-- START --

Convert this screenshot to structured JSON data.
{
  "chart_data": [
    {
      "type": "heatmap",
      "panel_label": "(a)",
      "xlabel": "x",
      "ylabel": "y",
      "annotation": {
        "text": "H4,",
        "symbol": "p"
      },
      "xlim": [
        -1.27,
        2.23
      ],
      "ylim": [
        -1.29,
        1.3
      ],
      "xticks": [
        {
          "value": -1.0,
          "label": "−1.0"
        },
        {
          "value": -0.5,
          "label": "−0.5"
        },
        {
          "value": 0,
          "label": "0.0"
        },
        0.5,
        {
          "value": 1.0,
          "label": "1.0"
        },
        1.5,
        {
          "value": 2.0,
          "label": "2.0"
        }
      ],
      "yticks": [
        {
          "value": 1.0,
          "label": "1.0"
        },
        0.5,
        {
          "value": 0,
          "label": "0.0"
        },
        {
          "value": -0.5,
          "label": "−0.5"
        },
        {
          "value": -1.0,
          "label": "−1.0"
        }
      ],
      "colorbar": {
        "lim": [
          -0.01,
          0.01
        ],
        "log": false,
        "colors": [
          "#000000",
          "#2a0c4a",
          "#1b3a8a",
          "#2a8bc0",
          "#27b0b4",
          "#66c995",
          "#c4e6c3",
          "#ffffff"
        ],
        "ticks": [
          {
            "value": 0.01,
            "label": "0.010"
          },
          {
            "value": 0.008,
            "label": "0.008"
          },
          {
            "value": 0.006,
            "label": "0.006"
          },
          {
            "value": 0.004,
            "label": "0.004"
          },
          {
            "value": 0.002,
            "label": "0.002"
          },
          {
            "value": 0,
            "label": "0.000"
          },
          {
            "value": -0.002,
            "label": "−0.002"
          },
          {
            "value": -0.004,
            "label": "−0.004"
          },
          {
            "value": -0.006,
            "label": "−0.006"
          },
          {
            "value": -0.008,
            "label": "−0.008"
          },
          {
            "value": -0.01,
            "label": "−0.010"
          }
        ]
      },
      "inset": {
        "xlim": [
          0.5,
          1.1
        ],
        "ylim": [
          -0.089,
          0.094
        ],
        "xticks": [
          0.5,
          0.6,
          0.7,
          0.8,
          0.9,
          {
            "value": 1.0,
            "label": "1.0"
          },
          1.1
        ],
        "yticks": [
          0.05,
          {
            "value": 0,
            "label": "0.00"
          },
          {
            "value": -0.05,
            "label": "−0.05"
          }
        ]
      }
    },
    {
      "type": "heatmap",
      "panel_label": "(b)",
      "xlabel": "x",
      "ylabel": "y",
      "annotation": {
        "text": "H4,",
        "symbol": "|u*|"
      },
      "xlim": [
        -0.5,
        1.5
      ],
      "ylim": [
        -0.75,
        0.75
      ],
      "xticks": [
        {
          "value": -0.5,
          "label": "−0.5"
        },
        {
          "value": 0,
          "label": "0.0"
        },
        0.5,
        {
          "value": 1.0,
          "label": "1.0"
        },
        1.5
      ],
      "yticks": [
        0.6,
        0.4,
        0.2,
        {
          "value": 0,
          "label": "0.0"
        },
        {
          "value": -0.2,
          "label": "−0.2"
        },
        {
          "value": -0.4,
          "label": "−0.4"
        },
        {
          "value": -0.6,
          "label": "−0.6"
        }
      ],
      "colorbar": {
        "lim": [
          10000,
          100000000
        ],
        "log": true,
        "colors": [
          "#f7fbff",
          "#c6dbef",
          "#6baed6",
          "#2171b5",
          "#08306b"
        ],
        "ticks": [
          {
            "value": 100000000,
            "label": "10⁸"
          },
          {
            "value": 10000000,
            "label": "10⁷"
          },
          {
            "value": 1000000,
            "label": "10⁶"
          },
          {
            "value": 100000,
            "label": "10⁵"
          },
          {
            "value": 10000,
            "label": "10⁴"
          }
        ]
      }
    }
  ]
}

-- END --

Task details -
Using the data above, output each line exactly.

Task solution -
Convert this screenshot to structured JSON data.
{
  "chart_data": [
    {
      "type": "heatmap",
      "panel_label": "(a)",
      "xlabel": "x",
      "ylabel": "y",
      "annotation": {
        "text": "H4,",
        "symbol": "p"
      },
      "xlim": [
        -1.27,
        2.23
      ],
      "ylim": [
        -1.29,
        1.3
      ],
      "xticks": [
        {
          "value": -1.0,
          "label": "−1.0"
        },
        {
          "value": -0.5,
          "label": "−0.5"
        },
        {
          "value": 0,
          "label": "0.0"
        },
        0.5,
        {
          "value": 1.0,
          "label": "1.0"
        },
        1.5,
        {
          "value": 2.0,
          "label": "2.0"
        }
      ],
      "yticks": [
        {
          "value": 1.0,
          "label": "1.0"
        },
        0.5,
        {
          "value": 0,
          "label": "0.0"
        },
        {
          "value": -0.5,
          "label": "−0.5"
        },
        {
          "value": -1.0,
          "label": "−1.0"
        }
      ],
      "colorbar": {
        "lim": [
          -0.01,
          0.01
        ],
        "log": false,
        "colors": [
          "#000000",
          "#2a0c4a",
          "#1b3a8a",
          "#2a8bc0",
          "#27b0b4",
          "#66c995",
          "#c4e6c3",
          "#ffffff"
        ],
        "ticks": [
          {
            "value": 0.01,
            "label": "0.010"
          },
          {
            "value": 0.008,
            "label": "0.008"
          },
          {
            "value": 0.006,
            "label": "0.006"
          },
          {
            "value": 0.004,
            "label": "0.004"
          },
          {
            "value": 0.002,
            "label": "0.002"
          },
          {
            "value": 0,
            "label": "0.000"
          },
          {
            "value": -0.002,
            "label": "−0.002"
          },
          {
            "value": -0.004,
            "label": "−0.004"
          },
          {
            "value": -0.006,
            "label": "−0.006"
          },
          {
            "value": -0.008,
            "label": "−0.008"
          },
          {
            "value": -0.01,
            "label": "−0.010"
          }
        ]
      },
      "inset": {
        "xlim": [
          0.5,
          1.1
        ],
        "ylim": [
          -0.089,
          0.094
        ],
        "xticks": [
          0.5,
          0.6,
          0.7,
          0.8,
          0.9,
          {
            "value": 1.0,
            "label": "1.0"
          },
          1.1
        ],
        "yticks": [
          0.05,
          {
            "value": 0,
            "label": "0.00"
          },
          {
            "value": -0.05,
            "label": "−0.05"
          }
        ]
      }
    },
    {
      "type": "heatmap",
      "panel_label": "(b)",
      "xlabel": "x",
      "ylabel": "y",
      "annotation": {
        "text": "H4,",
        "symbol": "|u*|"
      },
      "xlim": [
        -0.5,
        1.5
      ],
      "ylim": [
        -0.75,
        0.75
      ],
      "xticks": [
        {
          "value": -0.5,
          "label": "−0.5"
        },
        {
          "value": 0,
          "label": "0.0"
        },
        0.5,
        {
          "value": 1.0,
          "label": "1.0"
        },
        1.5
      ],
      "yticks": [
        0.6,
        0.4,
        0.2,
        {
          "value": 0,
          "label": "0.0"
        },
        {
          "value": -0.2,
          "label": "−0.2"
        },
        {
          "value": -0.4,
          "label": "−0.4"
        },
        {
          "value": -0.6,
          "label": "−0.6"
        }
      ],
      "colorbar": {
        "lim": [
          10000,
          100000000
        ],
        "log": true,
        "colors": [
          "#f7fbff",
          "#c6dbef",
          "#6baed6",
          "#2171b5",
          "#08306b"
        ],
        "ticks": [
          {
            "value": 100000000,
            "label": "10⁸"
          },
          {
            "value": 10000000,
            "label": "10⁷"
          },
          {
            "value": 1000000,
            "label": "10⁶"
          },
          {
            "value": 100000,
            "label": "10⁵"
          },
          {
            "value": 10000,
            "label": "10⁴"
          }
        ]
      }
    }
  ]
}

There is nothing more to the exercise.